[Entries drawn from a collection]
***

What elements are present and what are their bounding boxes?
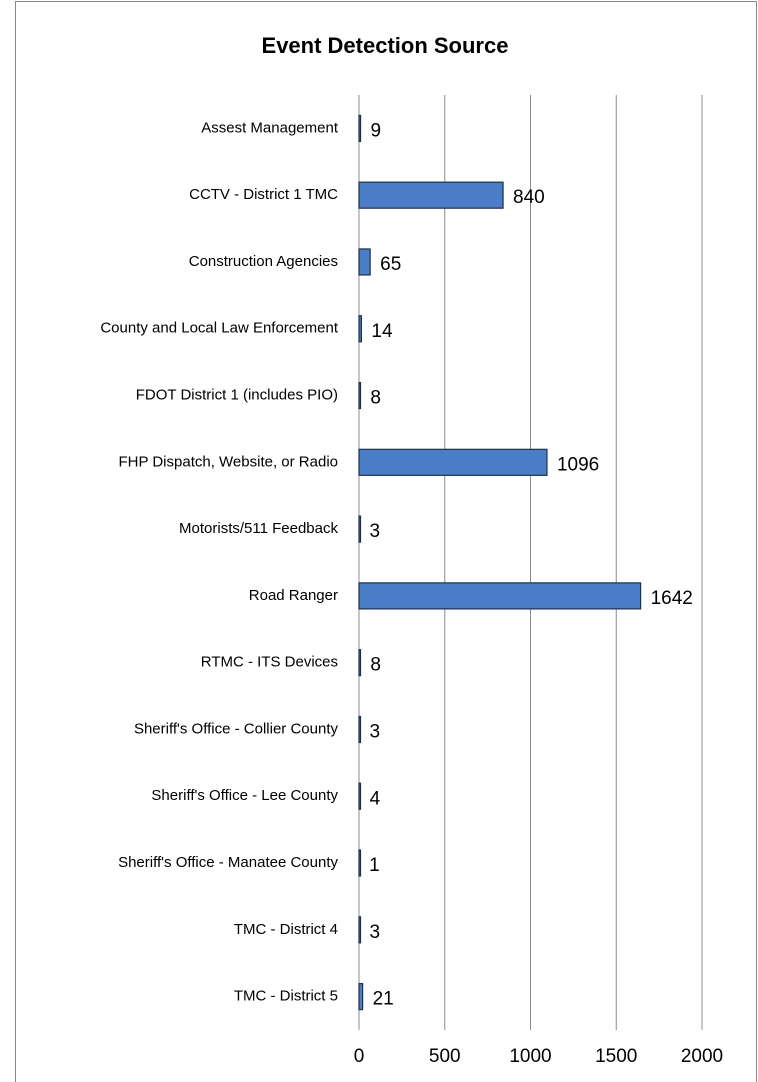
bar [358, 715, 362, 744]
data-label: 840 [513, 187, 545, 208]
data-label: 1 [369, 855, 380, 876]
y-tick-label: Sheriff's Office - Lee County [151, 787, 338, 804]
bar [358, 983, 364, 1011]
x-tick-label: 0 [354, 1046, 365, 1067]
data-label: 4 [370, 788, 381, 809]
y-tick-label: Motorists/511 Feedback [179, 520, 338, 537]
bar [358, 515, 362, 543]
data-label: 3 [370, 721, 381, 742]
y-tick-label: Sheriff's Office - Collier County [134, 720, 339, 737]
bar [358, 649, 362, 677]
y-tick-label: FDOT District 1 (includes PIO) [136, 387, 338, 404]
x-tick-label: 2000 [681, 1046, 723, 1067]
bar [358, 248, 371, 276]
x-tick-label: 1500 [595, 1046, 637, 1067]
y-tick-label: Sheriff's Office - Manatee County [118, 854, 338, 871]
bar [358, 582, 642, 610]
data-label: 1096 [557, 454, 599, 475]
data-label: 65 [380, 254, 401, 275]
y-tick-label: Road Ranger [249, 587, 338, 604]
bar [358, 114, 362, 142]
bar [358, 315, 363, 343]
bar [358, 181, 504, 209]
bar [358, 448, 548, 476]
bar [358, 849, 362, 877]
y-tick-label: County and Local Law Enforcement [100, 320, 338, 337]
data-label: 3 [370, 922, 381, 943]
y-tick-label: FHP Dispatch, Website, or Radio [118, 453, 338, 470]
chart-title: Event Detection Source [262, 33, 509, 58]
y-tick-label: RTMC - ITS Devices [201, 654, 338, 671]
x-tick-label: 500 [429, 1046, 461, 1067]
y-tick-label: Assest Management [201, 119, 339, 136]
data-label: 9 [371, 120, 382, 141]
data-label: 8 [370, 655, 381, 676]
data-label: 8 [370, 388, 381, 409]
bar [358, 916, 362, 944]
data-label: 1642 [651, 588, 693, 609]
data-label: 3 [370, 521, 381, 542]
chart-frame [15, 1, 757, 1082]
y-tick-label: CCTV - District 1 TMC [189, 186, 338, 203]
bar [358, 782, 362, 810]
y-tick-label: Construction Agencies [189, 253, 338, 270]
x-tick-label: 1000 [509, 1046, 551, 1067]
y-tick-label: TMC - District 4 [234, 921, 338, 938]
data-label: 21 [373, 989, 394, 1010]
bar [358, 381, 362, 410]
data-label: 14 [371, 321, 393, 342]
y-tick-label: TMC - District 5 [234, 988, 338, 1005]
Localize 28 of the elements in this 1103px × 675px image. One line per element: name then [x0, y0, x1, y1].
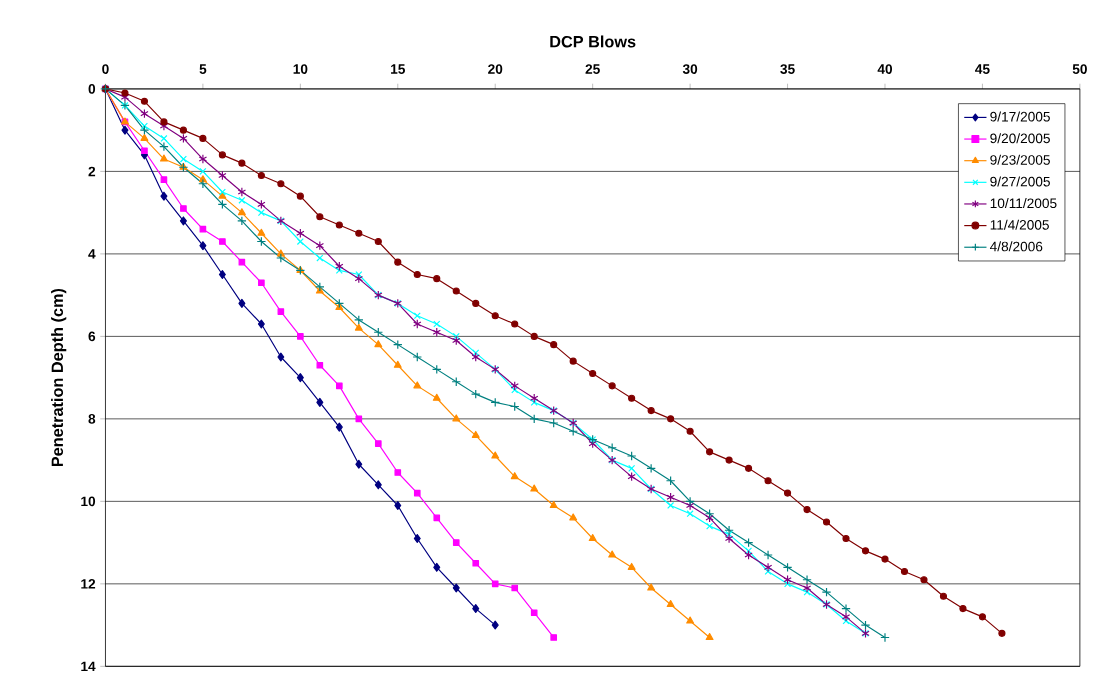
x-tick-label: 25: [585, 64, 600, 74]
x-tick-label: 20: [488, 64, 503, 74]
x-axis-title: DCP Blows: [550, 35, 636, 48]
x-tick-label: 30: [682, 64, 698, 74]
y-axis-title: Penetration Depth (cm): [51, 288, 67, 466]
legend-label: 11/4/2005: [990, 219, 1049, 230]
legend-label: 9/20/2005: [990, 132, 1050, 143]
y-tick-label: 8: [88, 413, 96, 424]
legend-label: 4/8/2006: [989, 241, 1043, 252]
y-tick-label: 0: [88, 83, 96, 94]
y-tick-label: 12: [81, 578, 96, 589]
x-tick-label: 0: [102, 64, 109, 74]
legend-label: 9/23/2005: [990, 154, 1050, 165]
y-tick-label: 6: [88, 331, 96, 342]
x-tick-label: 5: [199, 64, 207, 74]
y-tick-label: 4: [88, 249, 96, 259]
legend-label: 9/17/2005: [990, 111, 1050, 122]
legend-label: 9/27/2005: [990, 176, 1050, 187]
x-tick-label: 10: [293, 64, 308, 74]
legend-label: 10/11/2005: [990, 197, 1057, 208]
y-tick-label: 10: [81, 496, 96, 507]
y-tick-label: 2: [88, 166, 96, 176]
y-tick-label: 14: [81, 661, 96, 671]
x-tick-label: 15: [391, 64, 405, 74]
x-tick-label: 35: [780, 64, 795, 74]
x-tick-label: 40: [877, 64, 893, 74]
x-tick-label: 50: [1072, 64, 1087, 74]
x-tick-label: 45: [975, 64, 990, 74]
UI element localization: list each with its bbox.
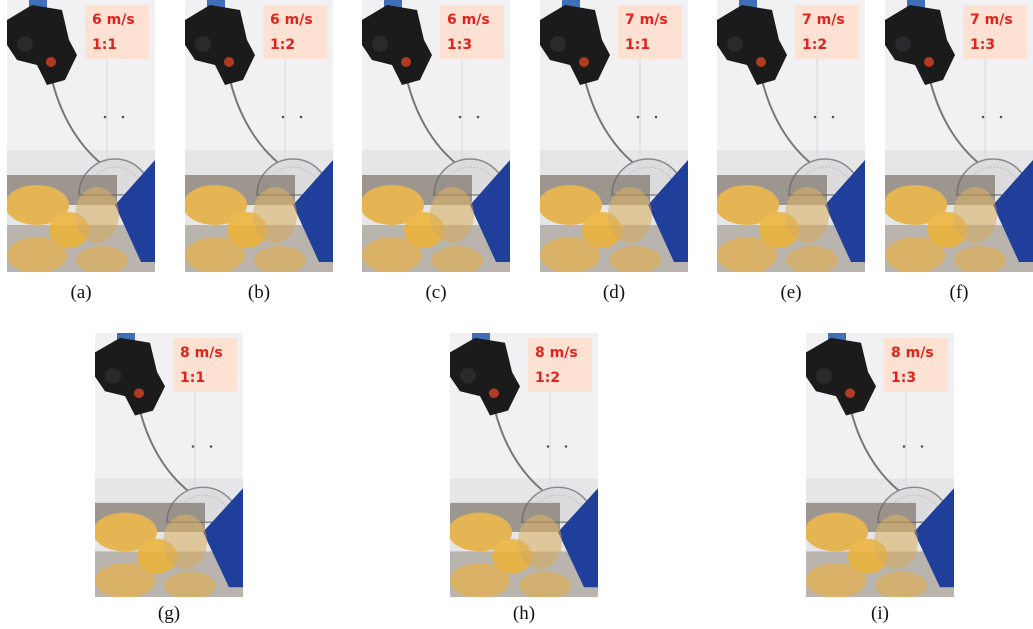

***

**Requirement:** Starting at the line with "bar [358, 715, 362, 744]" and ending at the line with "data-label: 65 [380, 254, 401, 275]", rewrite those lines, swapping "Sheriff's Office" for "Sheriff's Department" and changing nothing else.

**Exercise result:**
bar [358, 715, 362, 744]
data-label: 840 [513, 187, 545, 208]
data-label: 1 [369, 855, 380, 876]
y-tick-label: Sheriff's Department - Lee County [151, 787, 338, 804]
bar [358, 983, 364, 1011]
x-tick-label: 0 [354, 1046, 365, 1067]
data-label: 4 [370, 788, 381, 809]
y-tick-label: Motorists/511 Feedback [179, 520, 338, 537]
bar [358, 515, 362, 543]
data-label: 3 [370, 721, 381, 742]
y-tick-label: Sheriff's Department - Collier County [134, 720, 339, 737]
bar [358, 649, 362, 677]
y-tick-label: FDOT District 1 (includes PIO) [136, 387, 338, 404]
x-tick-label: 2000 [681, 1046, 723, 1067]
bar [358, 248, 371, 276]
x-tick-label: 1500 [595, 1046, 637, 1067]
y-tick-label: Sheriff's Department - Manatee County [118, 854, 338, 871]
bar [358, 582, 642, 610]
data-label: 1096 [557, 454, 599, 475]
data-label: 65 [380, 254, 401, 275]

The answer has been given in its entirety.